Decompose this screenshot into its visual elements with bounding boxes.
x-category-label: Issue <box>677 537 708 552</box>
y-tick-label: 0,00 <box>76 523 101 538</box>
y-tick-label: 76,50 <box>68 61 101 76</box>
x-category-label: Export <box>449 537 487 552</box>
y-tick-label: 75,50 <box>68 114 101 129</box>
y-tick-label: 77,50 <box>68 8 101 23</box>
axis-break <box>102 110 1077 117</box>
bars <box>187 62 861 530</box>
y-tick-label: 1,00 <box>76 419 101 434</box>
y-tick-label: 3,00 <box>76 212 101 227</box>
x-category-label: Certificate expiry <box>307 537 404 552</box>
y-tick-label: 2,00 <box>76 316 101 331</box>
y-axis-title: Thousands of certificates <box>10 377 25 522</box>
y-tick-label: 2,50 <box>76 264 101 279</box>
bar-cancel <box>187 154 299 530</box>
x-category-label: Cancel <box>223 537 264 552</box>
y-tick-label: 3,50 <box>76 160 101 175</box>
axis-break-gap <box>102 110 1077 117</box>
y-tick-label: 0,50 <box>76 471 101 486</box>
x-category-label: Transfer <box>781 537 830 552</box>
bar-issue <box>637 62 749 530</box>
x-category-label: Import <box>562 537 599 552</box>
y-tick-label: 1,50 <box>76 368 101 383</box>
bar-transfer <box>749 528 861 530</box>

▶ **Brief**: Copy the rows above exactly as they appear.

▶ **Solved problem**:
Decompose this screenshot into its visual elements with bounding boxes.
x-category-label: Issue <box>677 537 708 552</box>
y-tick-label: 0,00 <box>76 523 101 538</box>
y-tick-label: 76,50 <box>68 61 101 76</box>
x-category-label: Export <box>449 537 487 552</box>
y-tick-label: 75,50 <box>68 114 101 129</box>
y-tick-label: 77,50 <box>68 8 101 23</box>
axis-break <box>102 110 1077 117</box>
bars <box>187 62 861 530</box>
y-tick-label: 1,00 <box>76 419 101 434</box>
y-tick-label: 3,00 <box>76 212 101 227</box>
x-category-label: Certificate expiry <box>307 537 404 552</box>
y-tick-label: 2,00 <box>76 316 101 331</box>
y-axis-title: Thousands of certificates <box>10 377 25 522</box>
y-tick-label: 2,50 <box>76 264 101 279</box>
bar-cancel <box>187 154 299 530</box>
x-category-label: Cancel <box>223 537 264 552</box>
y-tick-label: 3,50 <box>76 160 101 175</box>
axis-break-gap <box>102 110 1077 117</box>
y-tick-label: 0,50 <box>76 471 101 486</box>
x-category-label: Transfer <box>781 537 830 552</box>
bar-issue <box>637 62 749 530</box>
x-category-label: Import <box>562 537 599 552</box>
y-tick-label: 1,50 <box>76 368 101 383</box>
bar-transfer <box>749 528 861 530</box>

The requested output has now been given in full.